• [Problem to work on] Omit every picture while you reproduce the entries that follow word for word.

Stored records
-----

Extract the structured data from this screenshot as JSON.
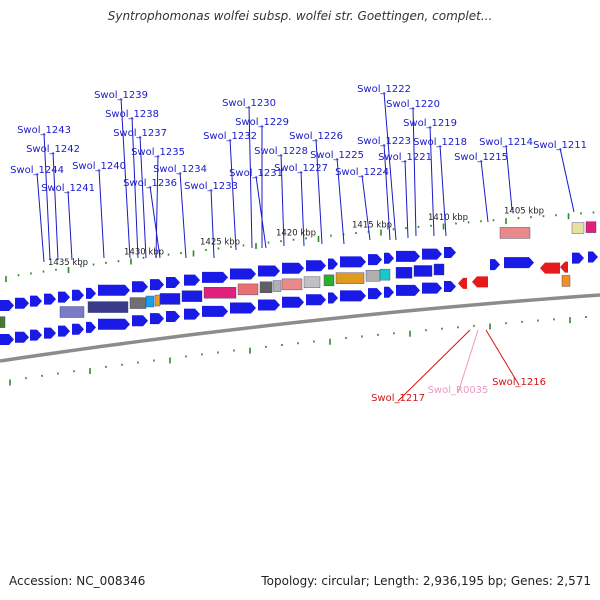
{
  "title": "Syntrophomonas wolfei subsp. wolfei str. Goettingen, complet...",
  "footer": {
    "accession": "Accession: NC_008346",
    "summary": "Topology: circular; Length: 2,936,195 bp; Genes: 2,571"
  },
  "colors": {
    "forward_gene": "#1a1ae6",
    "reverse_gene": "#e61a1a",
    "label_forward": "#1a1ac8",
    "label_reverse": "#d21414",
    "label_rna": "#e89ac0",
    "tick": "#2a8a2a",
    "backbone": "#8c8c8c"
  },
  "scale_labels": [
    "1435 kbp",
    "1430 kbp",
    "1425 kbp",
    "1420 kbp",
    "1415 kbp",
    "1410 kbp",
    "1405 kbp"
  ],
  "gene_labels_forward": [
    "Swol_1239",
    "Swol_1238",
    "Swol_1237",
    "Swol_1235",
    "Swol_1236",
    "Swol_1234",
    "Swol_1233",
    "Swol_1243",
    "Swol_1242",
    "Swol_1244",
    "Swol_1241",
    "Swol_1240",
    "Swol_1230",
    "Swol_1229",
    "Swol_1232",
    "Swol_1228",
    "Swol_1231",
    "Swol_1227",
    "Swol_1226",
    "Swol_1225",
    "Swol_1224",
    "Swol_1223",
    "Swol_1222",
    "Swol_1220",
    "Swol_1221",
    "Swol_1219",
    "Swol_1218",
    "Swol_1215",
    "Swol_1214",
    "Swol_1211"
  ],
  "gene_labels_reverse": [
    "Swol_1217",
    "Swol_1216"
  ],
  "gene_labels_rna": [
    "Swol_R0035"
  ]
}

-----

• [Solution]
Extract the structured data from this screenshot as JSON.
{
  "title": "Syntrophomonas wolfei subsp. wolfei str. Goettingen, complet...",
  "footer": {
    "accession": "Accession: NC_008346",
    "summary": "Topology: circular; Length: 2,936,195 bp; Genes: 2,571"
  },
  "colors": {
    "forward_gene": "#1a1ae6",
    "reverse_gene": "#e61a1a",
    "label_forward": "#1a1ac8",
    "label_reverse": "#d21414",
    "label_rna": "#e89ac0",
    "tick": "#2a8a2a",
    "backbone": "#8c8c8c"
  },
  "scale_labels": [
    "1435 kbp",
    "1430 kbp",
    "1425 kbp",
    "1420 kbp",
    "1415 kbp",
    "1410 kbp",
    "1405 kbp"
  ],
  "gene_labels_forward": [
    "Swol_1239",
    "Swol_1238",
    "Swol_1237",
    "Swol_1235",
    "Swol_1236",
    "Swol_1234",
    "Swol_1233",
    "Swol_1243",
    "Swol_1242",
    "Swol_1244",
    "Swol_1241",
    "Swol_1240",
    "Swol_1230",
    "Swol_1229",
    "Swol_1232",
    "Swol_1228",
    "Swol_1231",
    "Swol_1227",
    "Swol_1226",
    "Swol_1225",
    "Swol_1224",
    "Swol_1223",
    "Swol_1222",
    "Swol_1220",
    "Swol_1221",
    "Swol_1219",
    "Swol_1218",
    "Swol_1215",
    "Swol_1214",
    "Swol_1211"
  ],
  "gene_labels_reverse": [
    "Swol_1217",
    "Swol_1216"
  ],
  "gene_labels_rna": [
    "Swol_R0035"
  ]
}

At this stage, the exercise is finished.